▸ **Given exercise**: Every entry that follows should be reproduced exactly.

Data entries

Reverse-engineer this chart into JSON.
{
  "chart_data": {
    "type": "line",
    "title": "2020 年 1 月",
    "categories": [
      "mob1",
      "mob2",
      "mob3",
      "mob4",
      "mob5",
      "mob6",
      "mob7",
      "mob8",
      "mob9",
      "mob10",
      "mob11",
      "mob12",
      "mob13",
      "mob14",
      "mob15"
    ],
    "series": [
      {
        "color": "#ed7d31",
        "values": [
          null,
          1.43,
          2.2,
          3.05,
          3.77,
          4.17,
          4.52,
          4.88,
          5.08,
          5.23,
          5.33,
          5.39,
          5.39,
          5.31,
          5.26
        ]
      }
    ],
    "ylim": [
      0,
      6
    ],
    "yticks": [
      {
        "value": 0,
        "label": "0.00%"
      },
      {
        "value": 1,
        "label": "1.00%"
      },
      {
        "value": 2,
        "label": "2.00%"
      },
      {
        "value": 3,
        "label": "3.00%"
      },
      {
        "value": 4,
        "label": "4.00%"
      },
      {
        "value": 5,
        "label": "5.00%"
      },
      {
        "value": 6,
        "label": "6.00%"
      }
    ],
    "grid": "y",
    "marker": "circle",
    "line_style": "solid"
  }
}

▸ **Task output**:
Reverse-engineer this chart into JSON.
{
  "chart_data": {
    "type": "line",
    "title": "2020 年 1 月",
    "categories": [
      "mob1",
      "mob2",
      "mob3",
      "mob4",
      "mob5",
      "mob6",
      "mob7",
      "mob8",
      "mob9",
      "mob10",
      "mob11",
      "mob12",
      "mob13",
      "mob14",
      "mob15"
    ],
    "series": [
      {
        "color": "#ed7d31",
        "values": [
          null,
          1.43,
          2.2,
          3.05,
          3.77,
          4.17,
          4.52,
          4.88,
          5.08,
          5.23,
          5.33,
          5.39,
          5.39,
          5.31,
          5.26
        ]
      }
    ],
    "ylim": [
      0,
      6
    ],
    "yticks": [
      {
        "value": 0,
        "label": "0.00%"
      },
      {
        "value": 1,
        "label": "1.00%"
      },
      {
        "value": 2,
        "label": "2.00%"
      },
      {
        "value": 3,
        "label": "3.00%"
      },
      {
        "value": 4,
        "label": "4.00%"
      },
      {
        "value": 5,
        "label": "5.00%"
      },
      {
        "value": 6,
        "label": "6.00%"
      }
    ],
    "grid": "y",
    "marker": "circle",
    "line_style": "solid"
  }
}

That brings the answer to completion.